Outlines a three-stage parsing methodology for compliance checks. Stage 1 focuses on spatial elements (e.g., walls, floors), Stage 2 incorporates passive fire safety elements (e.g., fire doors, walls), and Stage 3 evaluates active fire safety systems (e.g., sprinklers, alarms), ensuring a comprehensive assessment.

Explains the rationale for using graph-based methods in compliance checks, emphasizing their ability to model spatial and relational data, handle diverse and incomplete designs, and visually represent complex architectural layouts for improved analysis.

Highlights the need to redefine IFC graph structures for fire compliance by aligning them with rule logic, simplifying data processing, and ensuring scalability. This approach improves accuracy, reduces unnecessary data, and supports future extensions.

Demonstrates how various node-edge relationships (e.g., spatial, inter-element) are defined and visualized in graph structures. Examples include building-storey relationships, spatial paths, and connections between safety elements like extinguishers and exits.

Shows how a 3D building model is converted into a graph structure, illustrating connections between architectural and fire safety elements. This provides a clear visual representation for evaluating compliance.

Explains the utility of graph-based methods for spatial analysis, such as calculating egress distances. This ensures compliance by evaluating spatial paths and relationships between elements like exits and rooms.

Visualizes the final compliance results by classifying graph nodes into compliant and non-compliant categories. Shortest path metrics and other criteria are used to determine areas requiring improvements.

This illustration showcases the logic behind spatial graph representation, connecting structural (facades, columns), circulation (ramps, stairs), and spatial elements (walls, doors, windows) into a cohesive hierarchy for compliance analysis.

This table demonstrates how passive fire safety elements like fire walls, doors, materials, and escape routes are represented in the graph. It highlights required attributes, adjacent nodes, and their purpose in ensuring fire safety.

# [Listed entries]
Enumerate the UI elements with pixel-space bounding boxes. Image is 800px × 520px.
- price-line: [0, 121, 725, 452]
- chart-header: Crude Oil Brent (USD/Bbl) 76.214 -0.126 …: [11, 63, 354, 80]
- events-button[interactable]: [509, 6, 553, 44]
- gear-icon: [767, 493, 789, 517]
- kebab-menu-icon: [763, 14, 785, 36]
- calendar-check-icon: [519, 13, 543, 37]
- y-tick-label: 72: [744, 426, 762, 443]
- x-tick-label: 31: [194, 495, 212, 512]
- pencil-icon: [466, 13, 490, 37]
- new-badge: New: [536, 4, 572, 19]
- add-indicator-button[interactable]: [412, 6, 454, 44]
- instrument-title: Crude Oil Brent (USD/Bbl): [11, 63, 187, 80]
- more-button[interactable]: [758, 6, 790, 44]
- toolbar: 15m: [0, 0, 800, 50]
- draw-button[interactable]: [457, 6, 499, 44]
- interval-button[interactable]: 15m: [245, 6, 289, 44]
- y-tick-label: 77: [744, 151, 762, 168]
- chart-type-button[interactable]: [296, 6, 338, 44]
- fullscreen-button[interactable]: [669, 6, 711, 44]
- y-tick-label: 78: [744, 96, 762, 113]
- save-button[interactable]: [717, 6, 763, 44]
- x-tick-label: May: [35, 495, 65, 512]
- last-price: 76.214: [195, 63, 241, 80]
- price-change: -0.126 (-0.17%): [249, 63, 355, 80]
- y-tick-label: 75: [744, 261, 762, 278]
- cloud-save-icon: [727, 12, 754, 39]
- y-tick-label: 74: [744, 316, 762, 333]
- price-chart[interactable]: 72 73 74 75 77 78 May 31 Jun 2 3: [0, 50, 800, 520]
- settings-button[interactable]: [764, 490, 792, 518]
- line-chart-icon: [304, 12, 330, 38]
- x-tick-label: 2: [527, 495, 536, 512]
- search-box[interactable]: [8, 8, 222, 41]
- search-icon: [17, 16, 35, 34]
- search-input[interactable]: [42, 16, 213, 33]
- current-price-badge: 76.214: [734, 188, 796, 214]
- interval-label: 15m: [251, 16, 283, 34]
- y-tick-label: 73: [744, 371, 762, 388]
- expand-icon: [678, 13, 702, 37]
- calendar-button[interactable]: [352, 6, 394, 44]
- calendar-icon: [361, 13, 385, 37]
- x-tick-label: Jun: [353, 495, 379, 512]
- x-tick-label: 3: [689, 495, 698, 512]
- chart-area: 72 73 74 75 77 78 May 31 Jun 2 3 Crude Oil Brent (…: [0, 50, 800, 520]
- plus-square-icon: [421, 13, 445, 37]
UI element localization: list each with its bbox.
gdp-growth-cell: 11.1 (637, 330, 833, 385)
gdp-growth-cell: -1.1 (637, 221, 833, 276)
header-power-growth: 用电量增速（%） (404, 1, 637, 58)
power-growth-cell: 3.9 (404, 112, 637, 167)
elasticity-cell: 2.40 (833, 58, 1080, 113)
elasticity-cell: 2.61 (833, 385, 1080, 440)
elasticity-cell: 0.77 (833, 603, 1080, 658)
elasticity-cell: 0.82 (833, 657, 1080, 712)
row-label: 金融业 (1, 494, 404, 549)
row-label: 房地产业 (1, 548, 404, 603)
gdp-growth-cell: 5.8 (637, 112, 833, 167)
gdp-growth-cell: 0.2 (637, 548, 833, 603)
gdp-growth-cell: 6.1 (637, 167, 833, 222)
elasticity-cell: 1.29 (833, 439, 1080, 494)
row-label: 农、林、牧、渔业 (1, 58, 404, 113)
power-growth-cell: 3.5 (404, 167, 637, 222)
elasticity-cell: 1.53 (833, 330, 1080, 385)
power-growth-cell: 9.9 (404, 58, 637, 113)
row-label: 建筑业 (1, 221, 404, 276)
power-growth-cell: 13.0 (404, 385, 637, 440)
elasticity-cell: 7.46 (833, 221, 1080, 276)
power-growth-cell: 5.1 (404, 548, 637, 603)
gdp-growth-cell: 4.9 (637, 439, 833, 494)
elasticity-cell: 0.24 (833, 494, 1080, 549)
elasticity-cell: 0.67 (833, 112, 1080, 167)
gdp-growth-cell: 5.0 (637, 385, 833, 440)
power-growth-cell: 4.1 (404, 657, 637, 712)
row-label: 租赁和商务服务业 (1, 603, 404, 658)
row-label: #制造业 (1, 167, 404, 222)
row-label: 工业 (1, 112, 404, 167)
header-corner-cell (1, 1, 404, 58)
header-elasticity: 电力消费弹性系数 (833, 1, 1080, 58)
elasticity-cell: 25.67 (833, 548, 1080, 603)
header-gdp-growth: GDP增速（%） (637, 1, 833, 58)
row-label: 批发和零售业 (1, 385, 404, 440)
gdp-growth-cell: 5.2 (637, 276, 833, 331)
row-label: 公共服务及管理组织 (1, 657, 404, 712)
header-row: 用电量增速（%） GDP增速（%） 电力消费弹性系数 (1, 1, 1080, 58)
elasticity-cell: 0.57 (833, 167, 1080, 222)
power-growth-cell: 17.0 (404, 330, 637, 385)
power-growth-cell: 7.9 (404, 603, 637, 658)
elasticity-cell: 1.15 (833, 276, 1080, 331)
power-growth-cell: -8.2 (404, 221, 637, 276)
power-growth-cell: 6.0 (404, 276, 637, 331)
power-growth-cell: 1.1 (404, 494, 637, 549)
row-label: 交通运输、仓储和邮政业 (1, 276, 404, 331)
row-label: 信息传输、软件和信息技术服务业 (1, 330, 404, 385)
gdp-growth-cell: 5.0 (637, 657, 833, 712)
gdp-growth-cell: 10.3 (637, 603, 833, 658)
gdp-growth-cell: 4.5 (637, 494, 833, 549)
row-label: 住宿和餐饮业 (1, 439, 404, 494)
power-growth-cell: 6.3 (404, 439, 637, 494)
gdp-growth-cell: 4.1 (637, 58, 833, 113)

# [Problems to solve]
**a.** In the text on graph-based fire compliance checking, what does Stage 3 of the parsing methodology evaluate?
**b.** Continue the text on graph-based fire compliance checking from the point where it stops.

# [Exercise responses]
**a.** Stage 3 evaluates active fire safety systems, such as sprinklers and alarms.

**b.**
Details active fire safety systems, such as alarms, sprinklers, and extinguishers, emphasizing their adjacency relationships, required attributes, and their critical roles in fire detection, suppression, and evacuation safety.

Depicts an IFC model represented in raw graph form using tools like NetworkX and Pyvis. The graph contains all extracted nodes, showcasing the complexity of translating architectural data into graph format for analysis.

Presents a simplified graph extracted from IFC data, focusing on key elements like building levels and spaces. The visualization, created with Pyvis, provides a more structured and readable representation for compliance evaluation.

This diagram outlines the use of the UK Building Regulations 2022 as a reference for fire compliance. Design, passive, and active elements are categorized under relevant British Standards for proof of concept and rule-based validation.

Highlights a structured approach to organizing compliance data. Categories include active/passive elements, design elements, and materials, each detailing attributes like IDs, compliance parameters, and descriptions for standardized checks.

Provides an example of how compliance rules are formatted, emphasizing the importance of a standardized, scalable format. The JSON example showcases detailed parameters, compliance criteria, and violation messages for validation.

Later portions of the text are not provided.